=== Provided records ===

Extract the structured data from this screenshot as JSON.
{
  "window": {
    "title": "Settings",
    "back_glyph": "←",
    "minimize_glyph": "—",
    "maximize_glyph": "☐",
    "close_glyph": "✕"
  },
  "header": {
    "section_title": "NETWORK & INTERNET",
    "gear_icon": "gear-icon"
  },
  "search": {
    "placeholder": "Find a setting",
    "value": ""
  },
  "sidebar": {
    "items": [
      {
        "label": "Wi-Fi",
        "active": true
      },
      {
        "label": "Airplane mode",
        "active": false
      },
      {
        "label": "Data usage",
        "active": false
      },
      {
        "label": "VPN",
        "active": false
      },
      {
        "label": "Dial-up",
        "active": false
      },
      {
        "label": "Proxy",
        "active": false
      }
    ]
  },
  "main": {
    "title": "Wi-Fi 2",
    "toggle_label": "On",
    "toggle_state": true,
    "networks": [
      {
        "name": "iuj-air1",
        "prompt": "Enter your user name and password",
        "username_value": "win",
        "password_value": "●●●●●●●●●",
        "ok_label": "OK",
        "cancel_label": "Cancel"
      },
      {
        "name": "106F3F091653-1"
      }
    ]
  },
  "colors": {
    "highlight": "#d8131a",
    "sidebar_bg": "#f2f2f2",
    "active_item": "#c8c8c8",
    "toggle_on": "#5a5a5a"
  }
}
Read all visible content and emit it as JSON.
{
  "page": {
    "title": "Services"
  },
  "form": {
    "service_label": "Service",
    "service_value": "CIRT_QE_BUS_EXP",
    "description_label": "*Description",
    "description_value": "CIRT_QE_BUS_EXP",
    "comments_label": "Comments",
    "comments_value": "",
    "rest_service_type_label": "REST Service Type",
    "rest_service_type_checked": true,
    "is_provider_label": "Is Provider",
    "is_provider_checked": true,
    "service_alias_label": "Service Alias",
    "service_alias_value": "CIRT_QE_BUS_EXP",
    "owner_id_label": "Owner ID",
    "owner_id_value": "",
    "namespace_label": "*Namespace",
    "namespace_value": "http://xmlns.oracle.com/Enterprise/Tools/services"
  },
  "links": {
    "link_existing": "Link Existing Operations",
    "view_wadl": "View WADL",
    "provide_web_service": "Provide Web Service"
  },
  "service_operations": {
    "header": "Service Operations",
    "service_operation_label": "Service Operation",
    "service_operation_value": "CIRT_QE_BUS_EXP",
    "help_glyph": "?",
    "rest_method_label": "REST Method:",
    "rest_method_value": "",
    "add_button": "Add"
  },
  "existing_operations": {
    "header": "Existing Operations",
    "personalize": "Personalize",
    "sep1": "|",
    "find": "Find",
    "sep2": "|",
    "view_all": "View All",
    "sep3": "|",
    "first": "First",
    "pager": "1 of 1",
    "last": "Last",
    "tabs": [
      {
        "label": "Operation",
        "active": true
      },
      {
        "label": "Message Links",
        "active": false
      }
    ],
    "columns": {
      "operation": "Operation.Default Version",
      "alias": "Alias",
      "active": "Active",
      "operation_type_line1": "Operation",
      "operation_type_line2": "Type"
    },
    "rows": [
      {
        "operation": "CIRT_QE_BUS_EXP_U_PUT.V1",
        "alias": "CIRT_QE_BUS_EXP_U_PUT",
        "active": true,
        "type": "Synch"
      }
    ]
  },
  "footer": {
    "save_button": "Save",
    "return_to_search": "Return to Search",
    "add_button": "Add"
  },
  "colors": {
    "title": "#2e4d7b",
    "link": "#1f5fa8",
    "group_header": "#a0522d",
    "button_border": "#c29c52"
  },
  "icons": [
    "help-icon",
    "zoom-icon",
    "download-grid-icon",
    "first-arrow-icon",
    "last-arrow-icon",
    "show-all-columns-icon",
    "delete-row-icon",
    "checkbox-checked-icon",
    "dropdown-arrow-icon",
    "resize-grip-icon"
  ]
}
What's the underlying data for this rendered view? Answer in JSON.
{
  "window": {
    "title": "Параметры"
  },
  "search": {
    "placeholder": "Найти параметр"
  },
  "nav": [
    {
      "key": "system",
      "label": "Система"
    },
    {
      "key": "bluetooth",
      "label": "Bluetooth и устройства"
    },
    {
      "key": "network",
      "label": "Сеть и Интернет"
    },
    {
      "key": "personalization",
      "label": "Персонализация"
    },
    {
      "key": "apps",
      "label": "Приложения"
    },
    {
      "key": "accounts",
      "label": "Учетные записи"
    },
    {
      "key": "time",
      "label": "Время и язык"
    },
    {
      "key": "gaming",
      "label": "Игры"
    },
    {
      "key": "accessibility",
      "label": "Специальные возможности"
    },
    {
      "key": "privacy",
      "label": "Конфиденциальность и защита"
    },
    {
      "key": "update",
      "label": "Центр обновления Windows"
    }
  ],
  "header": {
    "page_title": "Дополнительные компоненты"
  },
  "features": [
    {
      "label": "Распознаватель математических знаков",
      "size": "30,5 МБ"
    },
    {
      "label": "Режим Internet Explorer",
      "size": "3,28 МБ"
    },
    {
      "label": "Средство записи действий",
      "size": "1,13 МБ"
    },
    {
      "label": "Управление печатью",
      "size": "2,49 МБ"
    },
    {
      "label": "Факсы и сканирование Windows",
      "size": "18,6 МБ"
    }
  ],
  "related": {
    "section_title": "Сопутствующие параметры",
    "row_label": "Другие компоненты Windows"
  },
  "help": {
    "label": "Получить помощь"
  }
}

===

▶ [Task statement]: Please restate the data word for word, every record included.

▶ [Exercise output]:
Extract the structured data from this screenshot as JSON.
{
  "window": {
    "title": "Settings",
    "back_glyph": "←",
    "minimize_glyph": "—",
    "maximize_glyph": "☐",
    "close_glyph": "✕"
  },
  "header": {
    "section_title": "NETWORK & INTERNET",
    "gear_icon": "gear-icon"
  },
  "search": {
    "placeholder": "Find a setting",
    "value": ""
  },
  "sidebar": {
    "items": [
      {
        "label": "Wi-Fi",
        "active": true
      },
      {
        "label": "Airplane mode",
        "active": false
      },
      {
        "label": "Data usage",
        "active": false
      },
      {
        "label": "VPN",
        "active": false
      },
      {
        "label": "Dial-up",
        "active": false
      },
      {
        "label": "Proxy",
        "active": false
      }
    ]
  },
  "main": {
    "title": "Wi-Fi 2",
    "toggle_label": "On",
    "toggle_state": true,
    "networks": [
      {
        "name": "iuj-air1",
        "prompt": "Enter your user name and password",
        "username_value": "win",
        "password_value": "●●●●●●●●●",
        "ok_label": "OK",
        "cancel_label": "Cancel"
      },
      {
        "name": "106F3F091653-1"
      }
    ]
  },
  "colors": {
    "highlight": "#d8131a",
    "sidebar_bg": "#f2f2f2",
    "active_item": "#c8c8c8",
    "toggle_on": "#5a5a5a"
  }
}
Read all visible content and emit it as JSON.
{
  "page": {
    "title": "Services"
  },
  "form": {
    "service_label": "Service",
    "service_value": "CIRT_QE_BUS_EXP",
    "description_label": "*Description",
    "description_value": "CIRT_QE_BUS_EXP",
    "comments_label": "Comments",
    "comments_value": "",
    "rest_service_type_label": "REST Service Type",
    "rest_service_type_checked": true,
    "is_provider_label": "Is Provider",
    "is_provider_checked": true,
    "service_alias_label": "Service Alias",
    "service_alias_value": "CIRT_QE_BUS_EXP",
    "owner_id_label": "Owner ID",
    "owner_id_value": "",
    "namespace_label": "*Namespace",
    "namespace_value": "http://xmlns.oracle.com/Enterprise/Tools/services"
  },
  "links": {
    "link_existing": "Link Existing Operations",
    "view_wadl": "View WADL",
    "provide_web_service": "Provide Web Service"
  },
  "service_operations": {
    "header": "Service Operations",
    "service_operation_label": "Service Operation",
    "service_operation_value": "CIRT_QE_BUS_EXP",
    "help_glyph": "?",
    "rest_method_label": "REST Method:",
    "rest_method_value": "",
    "add_button": "Add"
  },
  "existing_operations": {
    "header": "Existing Operations",
    "personalize": "Personalize",
    "sep1": "|",
    "find": "Find",
    "sep2": "|",
    "view_all": "View All",
    "sep3": "|",
    "first": "First",
    "pager": "1 of 1",
    "last": "Last",
    "tabs": [
      {
        "label": "Operation",
        "active": true
      },
      {
        "label": "Message Links",
        "active": false
      }
    ],
    "columns": {
      "operation": "Operation.Default Version",
      "alias": "Alias",
      "active": "Active",
      "operation_type_line1": "Operation",
      "operation_type_line2": "Type"
    },
    "rows": [
      {
        "operation": "CIRT_QE_BUS_EXP_U_PUT.V1",
        "alias": "CIRT_QE_BUS_EXP_U_PUT",
        "active": true,
        "type": "Synch"
      }
    ]
  },
  "footer": {
    "save_button": "Save",
    "return_to_search": "Return to Search",
    "add_button": "Add"
  },
  "colors": {
    "title": "#2e4d7b",
    "link": "#1f5fa8",
    "group_header": "#a0522d",
    "button_border": "#c29c52"
  },
  "icons": [
    "help-icon",
    "zoom-icon",
    "download-grid-icon",
    "first-arrow-icon",
    "last-arrow-icon",
    "show-all-columns-icon",
    "delete-row-icon",
    "checkbox-checked-icon",
    "dropdown-arrow-icon",
    "resize-grip-icon"
  ]
}
What's the underlying data for this rendered view? Answer in JSON.
{
  "window": {
    "title": "Параметры"
  },
  "search": {
    "placeholder": "Найти параметр"
  },
  "nav": [
    {
      "key": "system",
      "label": "Система"
    },
    {
      "key": "bluetooth",
      "label": "Bluetooth и устройства"
    },
    {
      "key": "network",
      "label": "Сеть и Интернет"
    },
    {
      "key": "personalization",
      "label": "Персонализация"
    },
    {
      "key": "apps",
      "label": "Приложения"
    },
    {
      "key": "accounts",
      "label": "Учетные записи"
    },
    {
      "key": "time",
      "label": "Время и язык"
    },
    {
      "key": "gaming",
      "label": "Игры"
    },
    {
      "key": "accessibility",
      "label": "Специальные возможности"
    },
    {
      "key": "privacy",
      "label": "Конфиденциальность и защита"
    },
    {
      "key": "update",
      "label": "Центр обновления Windows"
    }
  ],
  "header": {
    "page_title": "Дополнительные компоненты"
  },
  "features": [
    {
      "label": "Распознаватель математических знаков",
      "size": "30,5 МБ"
    },
    {
      "label": "Режим Internet Explorer",
      "size": "3,28 МБ"
    },
    {
      "label": "Средство записи действий",
      "size": "1,13 МБ"
    },
    {
      "label": "Управление печатью",
      "size": "2,49 МБ"
    },
    {
      "label": "Факсы и сканирование Windows",
      "size": "18,6 МБ"
    }
  ],
  "related": {
    "section_title": "Сопутствующие параметры",
    "row_label": "Другие компоненты Windows"
  },
  "help": {
    "label": "Получить помощь"
  }
}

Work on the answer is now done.